[START OF INPUT]

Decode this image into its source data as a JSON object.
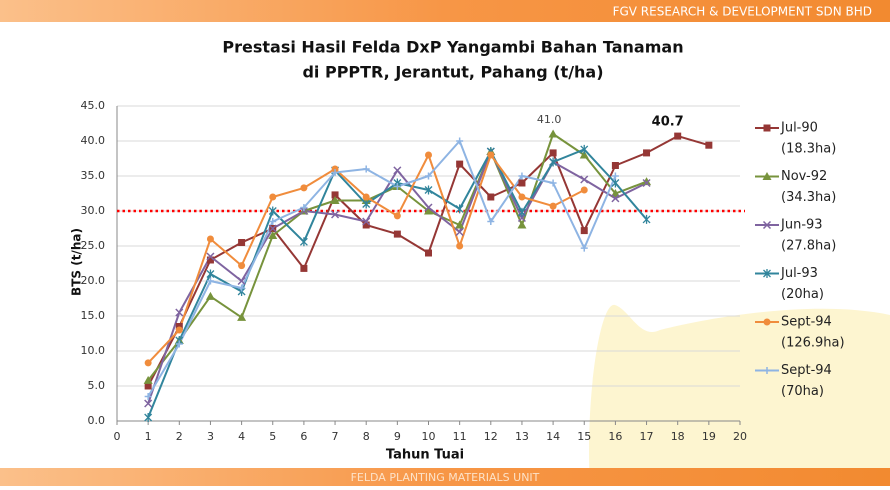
{
  "header": "FGV RESEARCH & DEVELOPMENT SDN BHD",
  "footer": "FELDA PLANTING MATERIALS UNIT",
  "chart_data": {
    "type": "line",
    "title": [
      "Prestasi Hasil Felda DxP Yangambi Bahan Tanaman",
      "di PPPTR, Jerantut, Pahang (t/ha)"
    ],
    "xlabel": "Tahun Tuai",
    "ylabel": "BTS (t/ha)",
    "x": [
      1,
      2,
      3,
      4,
      5,
      6,
      7,
      8,
      9,
      10,
      11,
      12,
      13,
      14,
      15,
      16,
      17,
      18,
      19
    ],
    "xlim": [
      0,
      20
    ],
    "xticks": [
      0,
      1,
      2,
      3,
      4,
      5,
      6,
      7,
      8,
      9,
      10,
      11,
      12,
      13,
      14,
      15,
      16,
      17,
      18,
      19,
      20
    ],
    "ylim": [
      0,
      45
    ],
    "yticks": [
      {
        "value": 0,
        "label": "0.0"
      },
      {
        "value": 5,
        "label": "5.0"
      },
      {
        "value": 10,
        "label": "10.0"
      },
      {
        "value": 15,
        "label": "15.0"
      },
      {
        "value": 20,
        "label": "20.0"
      },
      {
        "value": 25,
        "label": "25.0"
      },
      {
        "value": 30,
        "label": "30.0"
      },
      {
        "value": 35,
        "label": "35.0"
      },
      {
        "value": 40,
        "label": "40.0"
      },
      {
        "value": 45,
        "label": "45.0"
      }
    ],
    "grid": true,
    "reference_line": 30,
    "reference_color": "#ff0000",
    "series": [
      {
        "name": "Jul-90",
        "area": "(18.3ha)",
        "color": "#953735",
        "marker": "square",
        "label_bold": true,
        "values": [
          5.0,
          13.5,
          23.0,
          25.5,
          27.5,
          21.8,
          32.3,
          28.0,
          26.7,
          24.0,
          36.7,
          32.0,
          34.0,
          38.3,
          27.2,
          36.5,
          38.3,
          40.7,
          39.4
        ],
        "value_labels": [
          null,
          null,
          null,
          null,
          null,
          null,
          null,
          null,
          null,
          null,
          null,
          null,
          null,
          null,
          null,
          null,
          null,
          "40.7",
          null
        ]
      },
      {
        "name": "Nov-92",
        "area": "(34.3ha)",
        "color": "#77933c",
        "marker": "triangle",
        "label_bold": false,
        "values": [
          5.8,
          11.5,
          17.8,
          14.8,
          26.5,
          30.0,
          31.5,
          31.5,
          33.5,
          30.0,
          28.0,
          38.5,
          28.0,
          41.0,
          38.0,
          32.5,
          34.2,
          null,
          null
        ],
        "value_labels": [
          null,
          null,
          null,
          null,
          null,
          null,
          null,
          null,
          null,
          null,
          null,
          null,
          null,
          "41.0",
          null,
          null,
          null,
          null,
          null
        ]
      },
      {
        "name": "Jun-93",
        "area": "(27.8ha)",
        "color": "#7f64a0",
        "marker": "x",
        "values": [
          2.5,
          15.5,
          23.5,
          20.0,
          27.5,
          30.0,
          29.5,
          28.5,
          35.8,
          30.5,
          27.0,
          38.5,
          29.0,
          37.0,
          34.5,
          31.8,
          34.0,
          null,
          null
        ]
      },
      {
        "name": "Jul-93",
        "area": "(20ha)",
        "color": "#31859c",
        "marker": "asterisk",
        "values": [
          0.5,
          11.5,
          21.0,
          18.5,
          30.0,
          25.6,
          35.8,
          31.0,
          34.0,
          33.0,
          30.3,
          38.5,
          29.8,
          37.0,
          38.8,
          34.0,
          28.8,
          null,
          null
        ]
      },
      {
        "name": "Sept-94",
        "area": "(126.9ha)",
        "color": "#f08c3c",
        "marker": "circle",
        "values": [
          8.3,
          13.0,
          26.0,
          22.2,
          32.0,
          33.3,
          36.0,
          32.0,
          29.3,
          38.0,
          25.0,
          38.0,
          32.0,
          30.7,
          33.0,
          null,
          null,
          null,
          null
        ]
      },
      {
        "name": "Sept-94",
        "area": "(70ha)",
        "color": "#8eb4e3",
        "marker": "plus",
        "values": [
          3.5,
          11.0,
          20.0,
          19.0,
          28.5,
          30.5,
          35.5,
          36.0,
          33.5,
          35.0,
          40.0,
          28.5,
          35.0,
          34.0,
          24.7,
          35.0,
          null,
          null,
          null
        ]
      }
    ]
  }
}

[END OF INPUT]

▸ **WHAT IS EXPECTED**
Count the lines that hold the string "name", and reply with that number alone.

▸ **IN RESPONSE**
6